■ **Brief**: Return all of the data exactly as written, without the pictures.

■ **Input records**:
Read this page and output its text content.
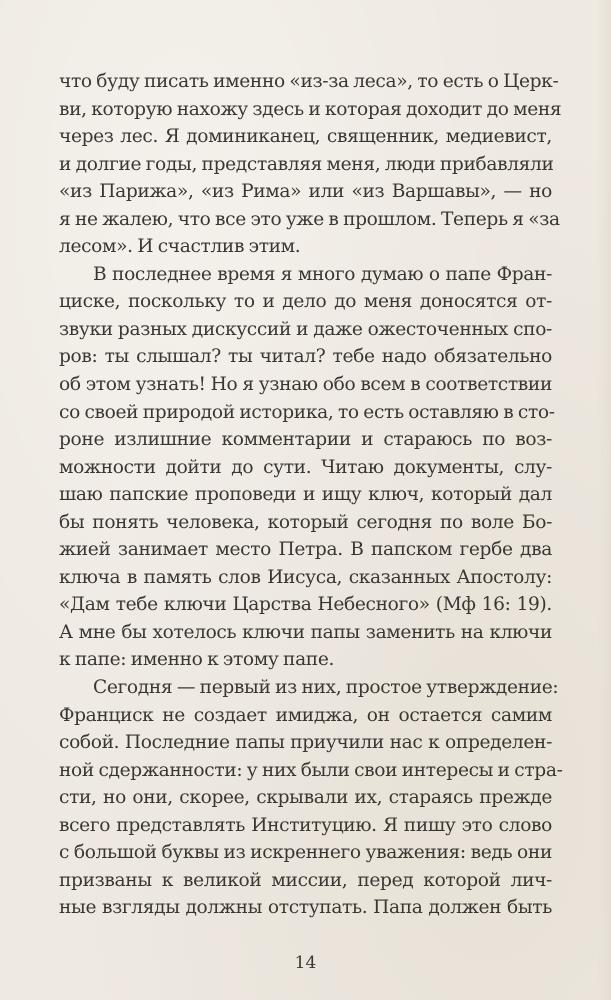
что буду писать именно «из-за леса», то есть о Церк-
ви, которую нахожу здесь и которая доходит до меня
через лес. Я доминиканец, священник, медиевист,
и долгие годы, представляя меня, люди прибавляли
«из Парижа», «из Рима» или «из Варшавы», — но
я не жалею, что все это уже в прошлом. Теперь я «за
лесом». И счастлив этим.
В последнее время я много думаю о папе Фран-
циске, поскольку то и дело до меня доносятся от-
звуки разных дискуссий и даже ожесточенных спо-
ров: ты слышал? ты читал? тебе надо обязательно
об этом узнать! Но я узнаю обо всем в соответствии
со своей природой историка, то есть оставляю в сто-
роне излишние комментарии и стараюсь по воз-
можности дойти до сути. Читаю документы, слу-
шаю папские проповеди и ищу ключ, который дал
бы понять человека, который сегодня по воле Бо-
жией занимает место Петра. В папском гербе два
ключа в память слов Иисуса, сказанных Апостолу:
«Дам тебе ключи Царства Небесного» (Мф 16: 19).
А мне бы хотелось ключи папы заменить на ключи
к папе: именно к этому папе.
Сегодня — первый из них, простое утверждение:
Франциск не создает имиджа, он остается самим
собой. Последние папы приучили нас к определен-
ной сдержанности: у них были свои интересы и стра-
сти, но они, скорее, скрывали их, стараясь прежде
всего представлять Институцию. Я пишу это слово
с большой буквы из искреннего уважения: ведь они
призваны к великой миссии, перед которой лич-
ные взгляды должны отступать. Папа должен быть
14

■ **Solution to this task**:
Read this page and output its text content.
что буду писать именно «из-за леса», то есть о Церк-
ви, которую нахожу здесь и которая доходит до меня
через лес. Я доминиканец, священник, медиевист,
и долгие годы, представляя меня, люди прибавляли
«из Парижа», «из Рима» или «из Варшавы», — но
я не жалею, что все это уже в прошлом. Теперь я «за
лесом». И счастлив этим.
В последнее время я много думаю о папе Фран-
циске, поскольку то и дело до меня доносятся от-
звуки разных дискуссий и даже ожесточенных спо-
ров: ты слышал? ты читал? тебе надо обязательно
об этом узнать! Но я узнаю обо всем в соответствии
со своей природой историка, то есть оставляю в сто-
роне излишние комментарии и стараюсь по воз-
можности дойти до сути. Читаю документы, слу-
шаю папские проповеди и ищу ключ, который дал
бы понять человека, который сегодня по воле Бо-
жией занимает место Петра. В папском гербе два
ключа в память слов Иисуса, сказанных Апостолу:
«Дам тебе ключи Царства Небесного» (Мф 16: 19).
А мне бы хотелось ключи папы заменить на ключи
к папе: именно к этому папе.
Сегодня — первый из них, простое утверждение:
Франциск не создает имиджа, он остается самим
собой. Последние папы приучили нас к определен-
ной сдержанности: у них были свои интересы и стра-
сти, но они, скорее, скрывали их, стараясь прежде
всего представлять Институцию. Я пишу это слово
с большой буквы из искреннего уважения: ведь они
призваны к великой миссии, перед которой лич-
ные взгляды должны отступать. Папа должен быть
14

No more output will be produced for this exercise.